● AIM: Every record below should be transcribed exactly. Omit the images.

● RECORDS FOR THIS TASK:
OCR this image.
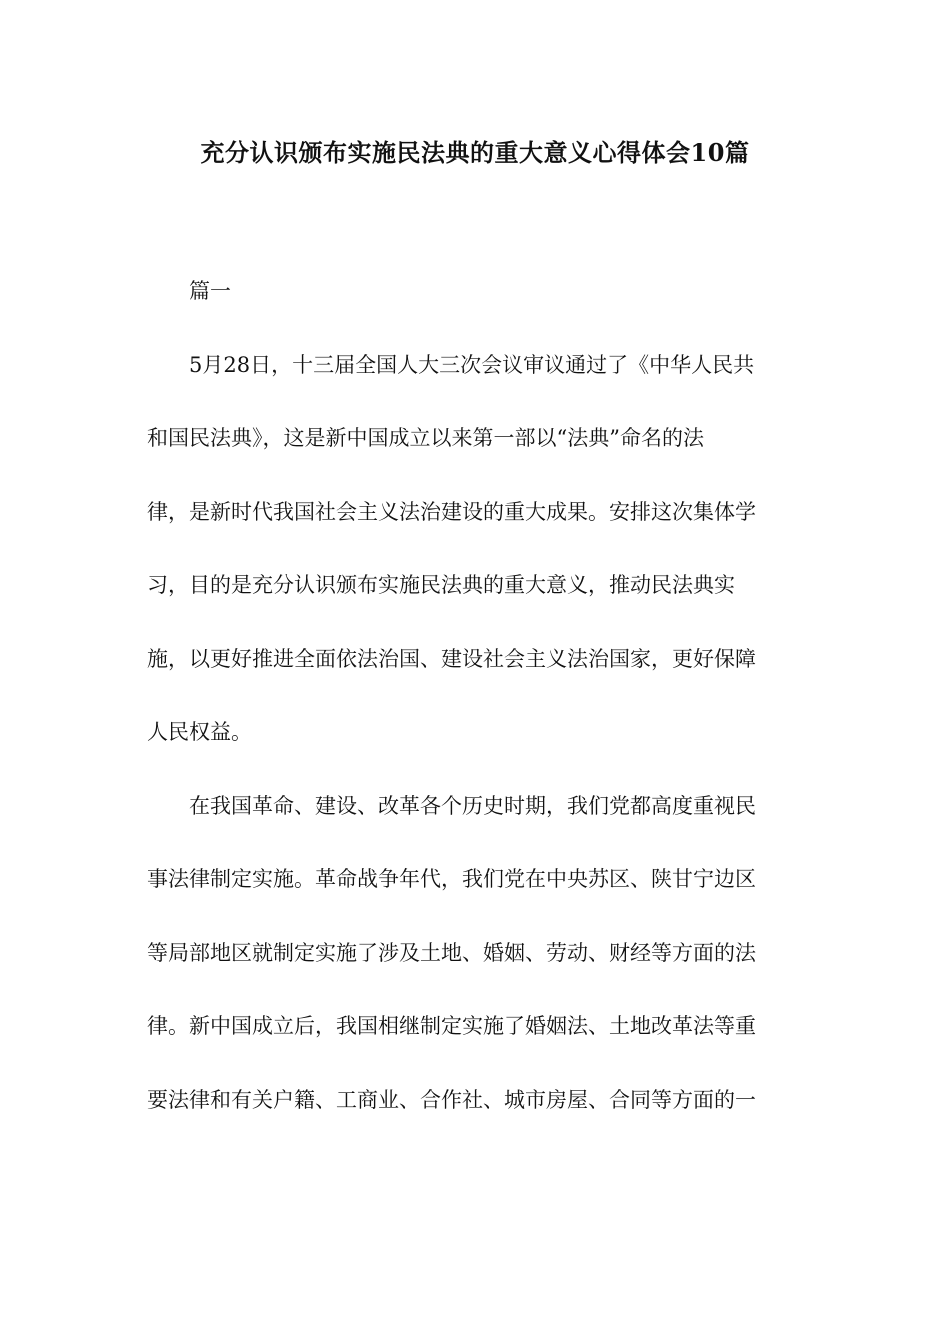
充分认识颁布实施民法典的重大意义心得体会10篇
篇一
5月28日，十三届全国人大三次会议审议通过了《中华人民共
和国民法典》，这是新中国成立以来第一部以“法典”命名的法
律，是新时代我国社会主义法治建设的重大成果。安排这次集体学
习，目的是充分认识颁布实施民法典的重大意义，推动民法典实
施，以更好推进全面依法治国、建设社会主义法治国家，更好保障
人民权益。
在我国革命、建设、改革各个历史时期，我们党都高度重视民
事法律制定实施。革命战争年代，我们党在中央苏区、陕甘宁边区
等局部地区就制定实施了涉及土地、婚姻、劳动、财经等方面的法
律。新中国成立后，我国相继制定实施了婚姻法、土地改革法等重
要法律和有关户籍、工商业、合作社、城市房屋、合同等方面的一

● REPLY TO THE TASK:
OCR this image.
充分认识颁布实施民法典的重大意义心得体会10篇
篇一
5月28日，十三届全国人大三次会议审议通过了《中华人民共
和国民法典》，这是新中国成立以来第一部以“法典”命名的法
律，是新时代我国社会主义法治建设的重大成果。安排这次集体学
习，目的是充分认识颁布实施民法典的重大意义，推动民法典实
施，以更好推进全面依法治国、建设社会主义法治国家，更好保障
人民权益。
在我国革命、建设、改革各个历史时期，我们党都高度重视民
事法律制定实施。革命战争年代，我们党在中央苏区、陕甘宁边区
等局部地区就制定实施了涉及土地、婚姻、劳动、财经等方面的法
律。新中国成立后，我国相继制定实施了婚姻法、土地改革法等重
要法律和有关户籍、工商业、合作社、城市房屋、合同等方面的一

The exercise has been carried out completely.